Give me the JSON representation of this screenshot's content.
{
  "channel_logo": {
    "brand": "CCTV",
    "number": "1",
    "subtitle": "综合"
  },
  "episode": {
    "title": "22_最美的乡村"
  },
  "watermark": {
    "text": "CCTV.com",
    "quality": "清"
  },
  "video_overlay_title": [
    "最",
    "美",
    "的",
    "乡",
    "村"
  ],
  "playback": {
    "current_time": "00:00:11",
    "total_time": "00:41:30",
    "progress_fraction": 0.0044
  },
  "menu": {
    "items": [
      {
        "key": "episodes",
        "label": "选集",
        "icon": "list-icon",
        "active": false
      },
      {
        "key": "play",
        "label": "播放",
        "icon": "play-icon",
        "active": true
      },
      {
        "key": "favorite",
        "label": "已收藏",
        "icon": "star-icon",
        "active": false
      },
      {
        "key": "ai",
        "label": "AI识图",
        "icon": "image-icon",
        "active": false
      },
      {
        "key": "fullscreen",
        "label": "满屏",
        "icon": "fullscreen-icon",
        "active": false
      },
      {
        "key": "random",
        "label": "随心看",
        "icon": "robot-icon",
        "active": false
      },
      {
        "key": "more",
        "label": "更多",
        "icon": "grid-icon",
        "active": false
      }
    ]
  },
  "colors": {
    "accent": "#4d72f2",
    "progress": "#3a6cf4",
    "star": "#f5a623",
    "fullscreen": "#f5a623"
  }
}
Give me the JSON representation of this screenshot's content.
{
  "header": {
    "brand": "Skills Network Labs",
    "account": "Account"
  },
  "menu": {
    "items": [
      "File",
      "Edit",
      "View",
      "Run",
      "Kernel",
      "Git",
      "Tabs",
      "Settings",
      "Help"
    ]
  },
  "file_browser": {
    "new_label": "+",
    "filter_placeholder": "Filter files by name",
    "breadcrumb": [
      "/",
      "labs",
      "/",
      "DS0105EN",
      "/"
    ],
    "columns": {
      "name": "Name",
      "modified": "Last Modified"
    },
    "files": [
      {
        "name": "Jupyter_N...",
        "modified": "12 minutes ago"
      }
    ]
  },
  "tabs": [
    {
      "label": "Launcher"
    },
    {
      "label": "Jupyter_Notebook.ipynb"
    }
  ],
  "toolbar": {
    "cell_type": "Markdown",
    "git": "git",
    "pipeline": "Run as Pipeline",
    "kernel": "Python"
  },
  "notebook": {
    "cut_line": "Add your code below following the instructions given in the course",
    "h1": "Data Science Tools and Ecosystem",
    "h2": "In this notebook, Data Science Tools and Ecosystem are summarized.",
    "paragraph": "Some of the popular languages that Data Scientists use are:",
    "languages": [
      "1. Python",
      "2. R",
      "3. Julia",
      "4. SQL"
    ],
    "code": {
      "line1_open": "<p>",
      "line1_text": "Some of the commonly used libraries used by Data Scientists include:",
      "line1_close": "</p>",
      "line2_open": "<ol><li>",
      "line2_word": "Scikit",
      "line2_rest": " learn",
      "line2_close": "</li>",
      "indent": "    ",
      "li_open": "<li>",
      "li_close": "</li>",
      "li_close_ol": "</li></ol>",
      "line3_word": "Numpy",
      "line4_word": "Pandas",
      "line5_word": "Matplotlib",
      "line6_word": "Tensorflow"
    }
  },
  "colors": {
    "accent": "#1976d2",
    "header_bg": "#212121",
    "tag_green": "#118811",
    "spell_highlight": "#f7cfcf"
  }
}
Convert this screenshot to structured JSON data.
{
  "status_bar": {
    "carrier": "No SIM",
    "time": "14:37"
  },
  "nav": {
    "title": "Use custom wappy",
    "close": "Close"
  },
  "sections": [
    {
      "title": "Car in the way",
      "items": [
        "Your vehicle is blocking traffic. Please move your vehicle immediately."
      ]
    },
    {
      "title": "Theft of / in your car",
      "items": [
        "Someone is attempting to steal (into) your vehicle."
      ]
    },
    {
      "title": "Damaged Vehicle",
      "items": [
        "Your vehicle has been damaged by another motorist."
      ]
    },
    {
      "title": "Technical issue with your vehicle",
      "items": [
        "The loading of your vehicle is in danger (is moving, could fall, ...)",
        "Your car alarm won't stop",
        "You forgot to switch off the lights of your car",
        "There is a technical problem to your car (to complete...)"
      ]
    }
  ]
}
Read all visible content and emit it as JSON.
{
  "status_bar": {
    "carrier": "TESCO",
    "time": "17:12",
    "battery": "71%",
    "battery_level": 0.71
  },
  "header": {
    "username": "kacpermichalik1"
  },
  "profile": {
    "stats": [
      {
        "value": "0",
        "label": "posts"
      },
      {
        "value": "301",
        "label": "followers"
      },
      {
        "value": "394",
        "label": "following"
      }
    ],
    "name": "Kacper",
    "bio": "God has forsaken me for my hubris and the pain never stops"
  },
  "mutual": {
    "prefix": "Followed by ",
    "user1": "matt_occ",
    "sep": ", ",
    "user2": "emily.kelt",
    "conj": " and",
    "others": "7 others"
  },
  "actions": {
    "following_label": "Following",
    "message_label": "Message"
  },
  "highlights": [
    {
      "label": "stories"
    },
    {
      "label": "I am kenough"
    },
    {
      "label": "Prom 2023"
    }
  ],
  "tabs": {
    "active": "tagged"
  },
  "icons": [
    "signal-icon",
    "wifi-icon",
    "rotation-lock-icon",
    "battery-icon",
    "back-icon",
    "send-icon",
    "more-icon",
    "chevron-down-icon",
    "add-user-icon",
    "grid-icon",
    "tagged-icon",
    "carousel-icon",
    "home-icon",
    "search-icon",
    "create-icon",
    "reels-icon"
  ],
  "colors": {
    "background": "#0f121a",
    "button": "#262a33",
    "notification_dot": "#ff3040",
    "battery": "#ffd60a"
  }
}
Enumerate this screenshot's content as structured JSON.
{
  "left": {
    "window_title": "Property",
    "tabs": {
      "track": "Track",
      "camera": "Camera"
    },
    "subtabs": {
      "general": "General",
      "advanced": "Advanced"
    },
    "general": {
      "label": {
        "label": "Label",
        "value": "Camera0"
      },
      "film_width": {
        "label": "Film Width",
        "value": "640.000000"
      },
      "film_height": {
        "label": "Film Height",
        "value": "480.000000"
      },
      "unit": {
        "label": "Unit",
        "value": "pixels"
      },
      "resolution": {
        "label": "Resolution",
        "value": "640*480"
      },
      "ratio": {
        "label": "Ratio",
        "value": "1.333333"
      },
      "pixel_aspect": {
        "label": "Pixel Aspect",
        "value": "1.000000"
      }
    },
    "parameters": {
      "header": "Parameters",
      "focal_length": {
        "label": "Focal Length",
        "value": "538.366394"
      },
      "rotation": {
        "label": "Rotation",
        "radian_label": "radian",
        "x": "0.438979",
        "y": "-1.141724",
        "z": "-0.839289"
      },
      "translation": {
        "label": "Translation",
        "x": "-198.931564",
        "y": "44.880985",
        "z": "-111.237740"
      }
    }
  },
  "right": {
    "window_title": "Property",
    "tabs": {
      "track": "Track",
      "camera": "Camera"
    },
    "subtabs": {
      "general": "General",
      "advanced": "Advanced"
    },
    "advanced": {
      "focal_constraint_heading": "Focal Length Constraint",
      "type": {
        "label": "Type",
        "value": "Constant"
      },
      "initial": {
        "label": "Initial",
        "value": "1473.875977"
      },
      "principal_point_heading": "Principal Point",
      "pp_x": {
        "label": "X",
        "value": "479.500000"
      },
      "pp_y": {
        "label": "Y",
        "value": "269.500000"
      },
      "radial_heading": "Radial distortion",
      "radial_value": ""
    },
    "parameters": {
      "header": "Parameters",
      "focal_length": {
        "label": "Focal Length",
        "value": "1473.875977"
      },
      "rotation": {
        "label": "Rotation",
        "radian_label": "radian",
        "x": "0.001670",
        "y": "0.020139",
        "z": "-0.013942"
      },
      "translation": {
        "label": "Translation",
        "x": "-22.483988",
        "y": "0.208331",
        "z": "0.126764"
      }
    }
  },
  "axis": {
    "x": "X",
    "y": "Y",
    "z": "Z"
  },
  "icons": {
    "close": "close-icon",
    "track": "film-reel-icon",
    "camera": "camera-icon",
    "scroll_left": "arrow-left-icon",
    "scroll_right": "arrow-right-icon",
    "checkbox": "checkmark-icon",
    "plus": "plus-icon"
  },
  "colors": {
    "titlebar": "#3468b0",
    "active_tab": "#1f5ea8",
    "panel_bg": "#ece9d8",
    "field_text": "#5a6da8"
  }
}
======
The problem
Gather every line from the listing above in which the word "JSON" appears.

Final result
Give me the JSON representation of this screenshot's content.
Give me the JSON representation of this screenshot's content.
Convert this screenshot to structured JSON data.
Read all visible content and emit it as JSON.
Enumerate this screenshot's content as structured JSON.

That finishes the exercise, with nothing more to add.